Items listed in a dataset
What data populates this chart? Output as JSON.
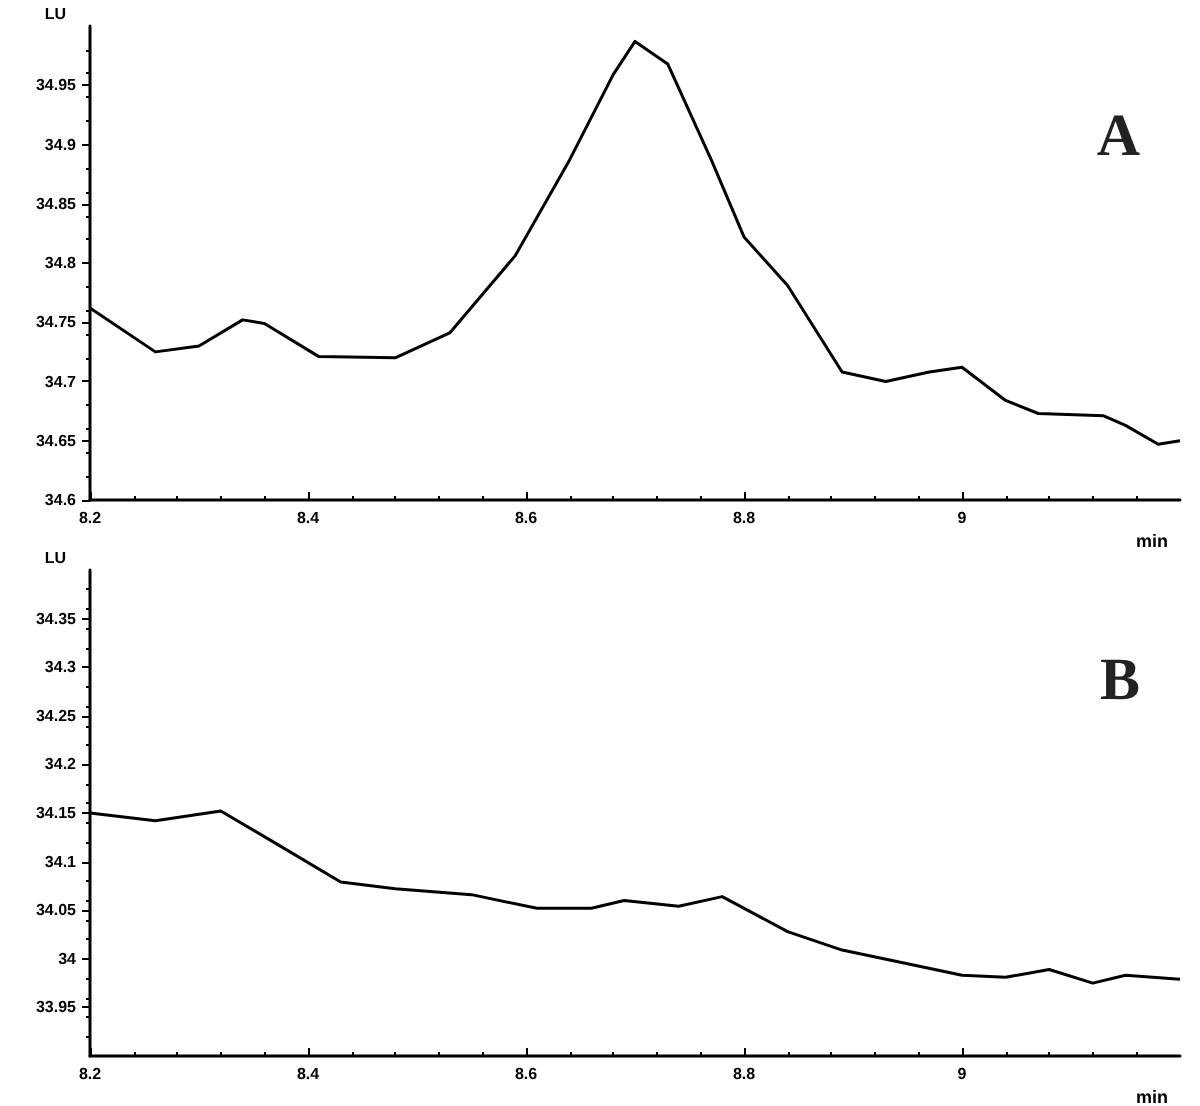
{
  "chart_data": [
    {
      "type": "line",
      "xlabel": "min",
      "ylabel": "LU",
      "annotations": [
        "A"
      ],
      "x": [
        8.2,
        8.26,
        8.3,
        8.34,
        8.36,
        8.41,
        8.48,
        8.53,
        8.59,
        8.64,
        8.68,
        8.7,
        8.73,
        8.77,
        8.8,
        8.84,
        8.89,
        8.93,
        8.97,
        9.0,
        9.04,
        9.07,
        9.13,
        9.15,
        9.18,
        9.2
      ],
      "series": [
        {
          "color": "#000000",
          "values": [
            34.762,
            34.725,
            34.73,
            34.752,
            34.749,
            34.721,
            34.72,
            34.741,
            34.806,
            34.887,
            34.959,
            34.987,
            34.968,
            34.887,
            34.822,
            34.781,
            34.708,
            34.7,
            34.708,
            34.712,
            34.684,
            34.673,
            34.671,
            34.663,
            34.647,
            34.65
          ]
        }
      ],
      "xlim": [
        8.2,
        9.2
      ],
      "xticks": [
        8.2,
        8.4,
        8.6,
        8.8,
        9
      ],
      "ylim": [
        34.6,
        35.0
      ],
      "yticks": [
        34.6,
        34.65,
        34.7,
        34.75,
        34.8,
        34.85,
        34.9,
        34.95
      ],
      "grid": false,
      "marker": "none",
      "line_style": "solid"
    },
    {
      "type": "line",
      "xlabel": "min",
      "ylabel": "LU",
      "annotations": [
        "B"
      ],
      "x": [
        8.2,
        8.26,
        8.32,
        8.37,
        8.43,
        8.48,
        8.55,
        8.61,
        8.66,
        8.69,
        8.74,
        8.78,
        8.84,
        8.89,
        8.95,
        9.0,
        9.04,
        9.08,
        9.12,
        9.15,
        9.2
      ],
      "series": [
        {
          "color": "#000000",
          "values": [
            34.15,
            34.142,
            34.152,
            34.119,
            34.079,
            34.072,
            34.066,
            34.052,
            34.052,
            34.06,
            34.054,
            34.064,
            34.028,
            34.009,
            33.995,
            33.983,
            33.981,
            33.989,
            33.975,
            33.983,
            33.979
          ]
        }
      ],
      "xlim": [
        8.2,
        9.2
      ],
      "xticks": [
        8.2,
        8.4,
        8.6,
        8.8,
        9
      ],
      "ylim": [
        33.9,
        34.4
      ],
      "yticks": [
        33.95,
        34,
        34.05,
        34.1,
        34.15,
        34.2,
        34.25,
        34.3,
        34.35
      ],
      "grid": false,
      "marker": "none",
      "line_style": "solid"
    }
  ]
}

GIVEN REQUEST> Give every line above again exactly, with no pictures.

FULL SOLUTION>
What data populates this chart? Output as JSON.
{
  "chart_data": [
    {
      "type": "line",
      "xlabel": "min",
      "ylabel": "LU",
      "annotations": [
        "A"
      ],
      "x": [
        8.2,
        8.26,
        8.3,
        8.34,
        8.36,
        8.41,
        8.48,
        8.53,
        8.59,
        8.64,
        8.68,
        8.7,
        8.73,
        8.77,
        8.8,
        8.84,
        8.89,
        8.93,
        8.97,
        9.0,
        9.04,
        9.07,
        9.13,
        9.15,
        9.18,
        9.2
      ],
      "series": [
        {
          "color": "#000000",
          "values": [
            34.762,
            34.725,
            34.73,
            34.752,
            34.749,
            34.721,
            34.72,
            34.741,
            34.806,
            34.887,
            34.959,
            34.987,
            34.968,
            34.887,
            34.822,
            34.781,
            34.708,
            34.7,
            34.708,
            34.712,
            34.684,
            34.673,
            34.671,
            34.663,
            34.647,
            34.65
          ]
        }
      ],
      "xlim": [
        8.2,
        9.2
      ],
      "xticks": [
        8.2,
        8.4,
        8.6,
        8.8,
        9
      ],
      "ylim": [
        34.6,
        35.0
      ],
      "yticks": [
        34.6,
        34.65,
        34.7,
        34.75,
        34.8,
        34.85,
        34.9,
        34.95
      ],
      "grid": false,
      "marker": "none",
      "line_style": "solid"
    },
    {
      "type": "line",
      "xlabel": "min",
      "ylabel": "LU",
      "annotations": [
        "B"
      ],
      "x": [
        8.2,
        8.26,
        8.32,
        8.37,
        8.43,
        8.48,
        8.55,
        8.61,
        8.66,
        8.69,
        8.74,
        8.78,
        8.84,
        8.89,
        8.95,
        9.0,
        9.04,
        9.08,
        9.12,
        9.15,
        9.2
      ],
      "series": [
        {
          "color": "#000000",
          "values": [
            34.15,
            34.142,
            34.152,
            34.119,
            34.079,
            34.072,
            34.066,
            34.052,
            34.052,
            34.06,
            34.054,
            34.064,
            34.028,
            34.009,
            33.995,
            33.983,
            33.981,
            33.989,
            33.975,
            33.983,
            33.979
          ]
        }
      ],
      "xlim": [
        8.2,
        9.2
      ],
      "xticks": [
        8.2,
        8.4,
        8.6,
        8.8,
        9
      ],
      "ylim": [
        33.9,
        34.4
      ],
      "yticks": [
        33.95,
        34,
        34.05,
        34.1,
        34.15,
        34.2,
        34.25,
        34.3,
        34.35
      ],
      "grid": false,
      "marker": "none",
      "line_style": "solid"
    }
  ]
}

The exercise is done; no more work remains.